## What the task requires
Below are some records. Say how many of their lines include the string "screenshot", giving only the number.

## Stored rows
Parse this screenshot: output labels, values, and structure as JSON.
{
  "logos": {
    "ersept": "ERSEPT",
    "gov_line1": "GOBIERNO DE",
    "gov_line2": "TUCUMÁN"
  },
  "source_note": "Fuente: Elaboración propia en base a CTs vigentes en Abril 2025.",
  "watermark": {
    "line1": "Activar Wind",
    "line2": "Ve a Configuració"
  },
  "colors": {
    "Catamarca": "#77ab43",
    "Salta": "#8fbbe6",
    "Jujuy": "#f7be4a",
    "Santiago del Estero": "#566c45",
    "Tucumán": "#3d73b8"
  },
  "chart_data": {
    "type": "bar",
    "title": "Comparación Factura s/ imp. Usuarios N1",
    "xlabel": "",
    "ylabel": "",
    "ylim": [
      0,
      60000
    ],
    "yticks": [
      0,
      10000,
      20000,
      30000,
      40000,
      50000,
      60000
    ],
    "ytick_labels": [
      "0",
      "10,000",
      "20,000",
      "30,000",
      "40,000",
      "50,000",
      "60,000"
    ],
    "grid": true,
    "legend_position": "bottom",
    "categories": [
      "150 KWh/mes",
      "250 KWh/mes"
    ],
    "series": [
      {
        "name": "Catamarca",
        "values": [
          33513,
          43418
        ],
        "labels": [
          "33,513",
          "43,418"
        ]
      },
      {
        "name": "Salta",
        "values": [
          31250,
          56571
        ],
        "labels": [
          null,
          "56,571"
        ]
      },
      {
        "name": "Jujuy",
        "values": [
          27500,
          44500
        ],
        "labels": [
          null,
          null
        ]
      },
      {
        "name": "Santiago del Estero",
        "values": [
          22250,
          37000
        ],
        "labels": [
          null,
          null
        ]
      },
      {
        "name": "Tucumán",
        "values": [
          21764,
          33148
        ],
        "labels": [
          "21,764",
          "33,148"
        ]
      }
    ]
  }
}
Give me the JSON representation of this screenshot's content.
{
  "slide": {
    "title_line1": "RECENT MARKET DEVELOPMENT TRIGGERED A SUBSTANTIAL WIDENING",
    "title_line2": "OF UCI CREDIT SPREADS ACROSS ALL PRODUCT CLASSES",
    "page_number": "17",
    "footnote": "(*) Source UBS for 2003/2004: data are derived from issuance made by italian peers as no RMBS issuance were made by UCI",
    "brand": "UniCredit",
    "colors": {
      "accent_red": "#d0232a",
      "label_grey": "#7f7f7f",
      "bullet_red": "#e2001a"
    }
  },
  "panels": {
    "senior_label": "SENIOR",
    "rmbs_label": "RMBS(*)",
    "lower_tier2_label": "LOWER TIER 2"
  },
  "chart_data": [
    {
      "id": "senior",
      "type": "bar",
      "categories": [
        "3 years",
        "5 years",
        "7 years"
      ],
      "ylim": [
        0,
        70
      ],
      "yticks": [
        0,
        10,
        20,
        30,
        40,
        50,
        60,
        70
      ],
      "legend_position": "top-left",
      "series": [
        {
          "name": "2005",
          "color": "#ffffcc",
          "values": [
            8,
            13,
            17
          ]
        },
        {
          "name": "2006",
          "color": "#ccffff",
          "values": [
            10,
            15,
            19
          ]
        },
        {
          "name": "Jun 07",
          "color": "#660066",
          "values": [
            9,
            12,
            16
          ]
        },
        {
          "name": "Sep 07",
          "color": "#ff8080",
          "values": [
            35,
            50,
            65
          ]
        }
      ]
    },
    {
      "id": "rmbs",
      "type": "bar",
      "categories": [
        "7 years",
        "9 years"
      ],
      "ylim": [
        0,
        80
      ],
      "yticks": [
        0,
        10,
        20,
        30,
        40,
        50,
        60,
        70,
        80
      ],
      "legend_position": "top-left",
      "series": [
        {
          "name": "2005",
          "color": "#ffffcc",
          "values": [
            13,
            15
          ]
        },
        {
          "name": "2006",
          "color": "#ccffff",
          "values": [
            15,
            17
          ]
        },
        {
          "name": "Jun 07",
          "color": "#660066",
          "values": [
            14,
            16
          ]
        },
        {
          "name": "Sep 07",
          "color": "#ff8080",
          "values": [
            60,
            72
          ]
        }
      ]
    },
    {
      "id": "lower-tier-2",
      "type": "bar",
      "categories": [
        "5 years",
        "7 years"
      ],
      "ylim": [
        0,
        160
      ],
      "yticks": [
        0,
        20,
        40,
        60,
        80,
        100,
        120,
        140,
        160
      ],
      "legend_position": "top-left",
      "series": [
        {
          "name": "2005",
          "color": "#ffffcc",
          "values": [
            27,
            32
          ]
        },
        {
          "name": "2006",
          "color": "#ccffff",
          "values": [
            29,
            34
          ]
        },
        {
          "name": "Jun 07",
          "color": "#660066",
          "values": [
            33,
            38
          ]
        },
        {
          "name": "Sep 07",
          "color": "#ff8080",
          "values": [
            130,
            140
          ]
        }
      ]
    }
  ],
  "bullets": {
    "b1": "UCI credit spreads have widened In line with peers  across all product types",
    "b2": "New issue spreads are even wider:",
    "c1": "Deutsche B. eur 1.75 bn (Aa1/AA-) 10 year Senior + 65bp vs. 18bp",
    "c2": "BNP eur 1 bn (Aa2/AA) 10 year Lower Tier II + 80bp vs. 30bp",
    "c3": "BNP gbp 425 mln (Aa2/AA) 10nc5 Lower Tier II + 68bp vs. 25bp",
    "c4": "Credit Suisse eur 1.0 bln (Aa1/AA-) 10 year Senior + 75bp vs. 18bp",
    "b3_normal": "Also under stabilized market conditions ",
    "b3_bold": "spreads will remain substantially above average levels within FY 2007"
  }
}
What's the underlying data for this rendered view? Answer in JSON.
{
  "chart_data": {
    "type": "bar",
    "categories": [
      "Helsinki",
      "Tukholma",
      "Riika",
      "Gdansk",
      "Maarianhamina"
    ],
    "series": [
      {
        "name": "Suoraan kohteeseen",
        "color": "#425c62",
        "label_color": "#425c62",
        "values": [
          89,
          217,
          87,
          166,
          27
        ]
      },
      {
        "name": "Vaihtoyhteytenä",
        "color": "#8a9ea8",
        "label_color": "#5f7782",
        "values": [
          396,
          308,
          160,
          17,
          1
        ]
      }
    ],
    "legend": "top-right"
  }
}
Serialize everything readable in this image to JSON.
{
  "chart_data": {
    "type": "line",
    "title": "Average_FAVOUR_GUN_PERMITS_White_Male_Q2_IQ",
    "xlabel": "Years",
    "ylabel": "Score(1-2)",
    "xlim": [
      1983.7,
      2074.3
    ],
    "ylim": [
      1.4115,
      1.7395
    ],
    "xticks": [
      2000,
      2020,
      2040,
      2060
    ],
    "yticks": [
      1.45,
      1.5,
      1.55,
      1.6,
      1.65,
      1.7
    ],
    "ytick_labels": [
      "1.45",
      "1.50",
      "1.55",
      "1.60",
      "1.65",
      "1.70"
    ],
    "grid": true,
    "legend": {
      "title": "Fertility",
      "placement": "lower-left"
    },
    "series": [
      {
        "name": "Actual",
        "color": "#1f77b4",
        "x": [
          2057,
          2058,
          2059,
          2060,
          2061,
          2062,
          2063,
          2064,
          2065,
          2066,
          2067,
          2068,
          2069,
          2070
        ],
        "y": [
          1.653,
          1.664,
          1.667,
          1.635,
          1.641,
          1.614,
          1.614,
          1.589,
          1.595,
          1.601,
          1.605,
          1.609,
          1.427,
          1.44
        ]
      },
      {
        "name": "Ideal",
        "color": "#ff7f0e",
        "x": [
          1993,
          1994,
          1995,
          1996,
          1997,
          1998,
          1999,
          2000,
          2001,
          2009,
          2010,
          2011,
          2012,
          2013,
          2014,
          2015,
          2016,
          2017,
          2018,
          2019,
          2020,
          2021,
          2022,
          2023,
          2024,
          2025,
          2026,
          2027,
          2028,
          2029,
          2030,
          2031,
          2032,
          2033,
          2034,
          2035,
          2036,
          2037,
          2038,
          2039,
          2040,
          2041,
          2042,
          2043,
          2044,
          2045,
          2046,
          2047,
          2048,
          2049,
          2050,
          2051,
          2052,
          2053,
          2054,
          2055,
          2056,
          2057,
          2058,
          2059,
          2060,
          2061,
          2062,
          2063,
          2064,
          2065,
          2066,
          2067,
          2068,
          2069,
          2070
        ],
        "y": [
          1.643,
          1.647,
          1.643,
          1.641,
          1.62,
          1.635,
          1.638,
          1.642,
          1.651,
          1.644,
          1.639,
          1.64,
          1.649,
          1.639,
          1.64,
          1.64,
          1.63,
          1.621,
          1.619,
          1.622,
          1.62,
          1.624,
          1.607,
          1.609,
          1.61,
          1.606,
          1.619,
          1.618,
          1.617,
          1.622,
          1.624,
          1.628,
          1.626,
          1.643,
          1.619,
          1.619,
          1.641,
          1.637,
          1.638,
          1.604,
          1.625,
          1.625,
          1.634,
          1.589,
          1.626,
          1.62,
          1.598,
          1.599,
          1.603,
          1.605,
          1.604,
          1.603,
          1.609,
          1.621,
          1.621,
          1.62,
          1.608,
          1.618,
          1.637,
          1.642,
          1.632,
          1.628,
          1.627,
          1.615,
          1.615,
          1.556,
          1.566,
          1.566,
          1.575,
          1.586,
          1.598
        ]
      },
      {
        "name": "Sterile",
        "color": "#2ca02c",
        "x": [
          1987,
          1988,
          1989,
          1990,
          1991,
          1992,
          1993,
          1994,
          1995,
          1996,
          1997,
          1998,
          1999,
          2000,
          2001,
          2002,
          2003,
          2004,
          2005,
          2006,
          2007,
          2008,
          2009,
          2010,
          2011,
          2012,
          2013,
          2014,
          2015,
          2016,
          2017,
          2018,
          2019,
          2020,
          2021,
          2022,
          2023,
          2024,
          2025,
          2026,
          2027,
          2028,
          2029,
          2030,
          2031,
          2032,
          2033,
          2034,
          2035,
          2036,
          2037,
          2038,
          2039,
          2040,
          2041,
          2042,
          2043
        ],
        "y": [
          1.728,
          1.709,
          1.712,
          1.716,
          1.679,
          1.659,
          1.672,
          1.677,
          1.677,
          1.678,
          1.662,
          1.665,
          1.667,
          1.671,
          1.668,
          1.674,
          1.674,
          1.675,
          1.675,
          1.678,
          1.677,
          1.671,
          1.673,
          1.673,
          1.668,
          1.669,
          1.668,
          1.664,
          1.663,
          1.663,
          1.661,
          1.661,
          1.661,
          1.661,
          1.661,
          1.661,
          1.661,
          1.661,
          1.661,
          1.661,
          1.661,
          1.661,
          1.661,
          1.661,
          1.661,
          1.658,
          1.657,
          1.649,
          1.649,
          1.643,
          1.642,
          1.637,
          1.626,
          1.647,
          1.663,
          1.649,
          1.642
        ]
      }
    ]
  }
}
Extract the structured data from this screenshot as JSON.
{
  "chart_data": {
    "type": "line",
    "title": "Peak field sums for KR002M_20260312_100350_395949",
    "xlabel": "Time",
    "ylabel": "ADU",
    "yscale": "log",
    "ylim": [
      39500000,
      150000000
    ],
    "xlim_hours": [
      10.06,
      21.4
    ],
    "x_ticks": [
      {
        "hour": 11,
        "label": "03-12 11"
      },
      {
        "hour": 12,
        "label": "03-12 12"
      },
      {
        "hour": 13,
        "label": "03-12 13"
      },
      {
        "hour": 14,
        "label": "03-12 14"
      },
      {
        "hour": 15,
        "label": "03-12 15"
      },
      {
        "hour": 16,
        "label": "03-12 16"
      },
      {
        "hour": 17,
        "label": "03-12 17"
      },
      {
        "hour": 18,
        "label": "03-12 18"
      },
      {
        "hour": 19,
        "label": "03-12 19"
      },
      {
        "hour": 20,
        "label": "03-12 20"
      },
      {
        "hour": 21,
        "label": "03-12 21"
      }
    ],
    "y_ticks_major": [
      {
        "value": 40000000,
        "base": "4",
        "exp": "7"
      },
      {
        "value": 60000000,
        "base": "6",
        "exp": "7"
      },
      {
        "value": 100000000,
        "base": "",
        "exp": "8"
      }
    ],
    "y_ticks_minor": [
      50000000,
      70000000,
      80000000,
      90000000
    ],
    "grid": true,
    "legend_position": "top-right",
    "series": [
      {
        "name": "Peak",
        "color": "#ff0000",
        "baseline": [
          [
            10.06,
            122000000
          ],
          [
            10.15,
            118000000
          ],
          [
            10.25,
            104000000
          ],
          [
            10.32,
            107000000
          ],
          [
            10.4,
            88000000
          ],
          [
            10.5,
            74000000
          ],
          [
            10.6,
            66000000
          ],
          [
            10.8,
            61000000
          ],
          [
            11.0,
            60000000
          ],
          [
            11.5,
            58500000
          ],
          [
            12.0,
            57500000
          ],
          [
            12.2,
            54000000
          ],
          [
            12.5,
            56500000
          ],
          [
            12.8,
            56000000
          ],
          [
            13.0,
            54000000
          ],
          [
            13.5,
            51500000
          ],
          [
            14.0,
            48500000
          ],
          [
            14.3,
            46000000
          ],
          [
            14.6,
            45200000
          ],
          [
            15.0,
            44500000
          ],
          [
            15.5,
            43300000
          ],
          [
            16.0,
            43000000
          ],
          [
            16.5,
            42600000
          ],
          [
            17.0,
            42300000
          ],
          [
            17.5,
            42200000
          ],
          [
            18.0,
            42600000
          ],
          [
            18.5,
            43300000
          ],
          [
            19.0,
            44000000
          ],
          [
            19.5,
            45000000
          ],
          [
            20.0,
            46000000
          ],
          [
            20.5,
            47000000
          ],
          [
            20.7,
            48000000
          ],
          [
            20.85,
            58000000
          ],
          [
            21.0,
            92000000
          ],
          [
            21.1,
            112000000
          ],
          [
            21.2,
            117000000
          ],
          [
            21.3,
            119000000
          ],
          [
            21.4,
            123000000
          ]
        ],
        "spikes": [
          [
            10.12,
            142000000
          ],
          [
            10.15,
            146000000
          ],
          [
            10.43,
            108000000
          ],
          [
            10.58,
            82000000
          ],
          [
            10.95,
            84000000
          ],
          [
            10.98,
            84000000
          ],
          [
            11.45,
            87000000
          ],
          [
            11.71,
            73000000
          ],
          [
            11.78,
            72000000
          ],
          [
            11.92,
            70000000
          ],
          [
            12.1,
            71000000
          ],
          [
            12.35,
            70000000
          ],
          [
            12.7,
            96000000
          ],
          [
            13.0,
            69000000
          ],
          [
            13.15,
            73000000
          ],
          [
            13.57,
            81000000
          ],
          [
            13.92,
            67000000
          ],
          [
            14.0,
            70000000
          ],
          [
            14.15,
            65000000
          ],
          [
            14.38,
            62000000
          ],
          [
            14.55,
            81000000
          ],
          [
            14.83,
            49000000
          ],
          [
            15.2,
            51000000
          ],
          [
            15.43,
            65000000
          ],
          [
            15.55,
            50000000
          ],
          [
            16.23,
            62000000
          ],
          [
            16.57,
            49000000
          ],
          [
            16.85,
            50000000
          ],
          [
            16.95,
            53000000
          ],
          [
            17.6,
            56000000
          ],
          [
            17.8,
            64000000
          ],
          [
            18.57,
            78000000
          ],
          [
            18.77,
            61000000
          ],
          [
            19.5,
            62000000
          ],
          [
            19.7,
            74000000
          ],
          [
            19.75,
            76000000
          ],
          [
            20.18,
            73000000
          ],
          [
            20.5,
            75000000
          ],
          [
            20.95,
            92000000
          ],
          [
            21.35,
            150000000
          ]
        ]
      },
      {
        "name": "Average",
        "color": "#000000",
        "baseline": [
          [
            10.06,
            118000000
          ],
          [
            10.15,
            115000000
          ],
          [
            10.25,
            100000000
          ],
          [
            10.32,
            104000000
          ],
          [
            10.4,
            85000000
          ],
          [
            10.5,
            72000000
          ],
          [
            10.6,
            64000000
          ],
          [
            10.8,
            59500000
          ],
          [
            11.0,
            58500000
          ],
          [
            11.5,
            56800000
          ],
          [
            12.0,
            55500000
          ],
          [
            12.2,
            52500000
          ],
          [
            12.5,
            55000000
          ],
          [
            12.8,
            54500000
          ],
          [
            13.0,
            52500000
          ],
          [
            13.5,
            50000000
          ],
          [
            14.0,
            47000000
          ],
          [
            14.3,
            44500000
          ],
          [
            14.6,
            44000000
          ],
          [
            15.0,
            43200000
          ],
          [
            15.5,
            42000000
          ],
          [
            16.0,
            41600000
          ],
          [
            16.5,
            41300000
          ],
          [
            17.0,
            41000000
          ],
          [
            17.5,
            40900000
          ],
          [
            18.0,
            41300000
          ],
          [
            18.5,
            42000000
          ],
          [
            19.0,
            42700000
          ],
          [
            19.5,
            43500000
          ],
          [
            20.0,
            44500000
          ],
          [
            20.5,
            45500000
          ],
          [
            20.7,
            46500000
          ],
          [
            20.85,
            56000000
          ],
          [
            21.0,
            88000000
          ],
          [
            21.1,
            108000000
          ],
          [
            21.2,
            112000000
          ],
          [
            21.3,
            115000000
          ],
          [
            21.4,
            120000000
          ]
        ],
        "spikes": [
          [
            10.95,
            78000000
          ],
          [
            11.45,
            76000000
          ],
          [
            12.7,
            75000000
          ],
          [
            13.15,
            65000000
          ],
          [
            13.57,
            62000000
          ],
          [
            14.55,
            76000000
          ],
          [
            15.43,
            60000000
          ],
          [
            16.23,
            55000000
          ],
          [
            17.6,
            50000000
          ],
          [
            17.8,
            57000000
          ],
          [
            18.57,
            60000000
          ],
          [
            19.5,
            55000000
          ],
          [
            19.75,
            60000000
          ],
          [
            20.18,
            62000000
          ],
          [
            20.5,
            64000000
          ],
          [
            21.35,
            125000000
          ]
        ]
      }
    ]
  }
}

## Reply to the task
3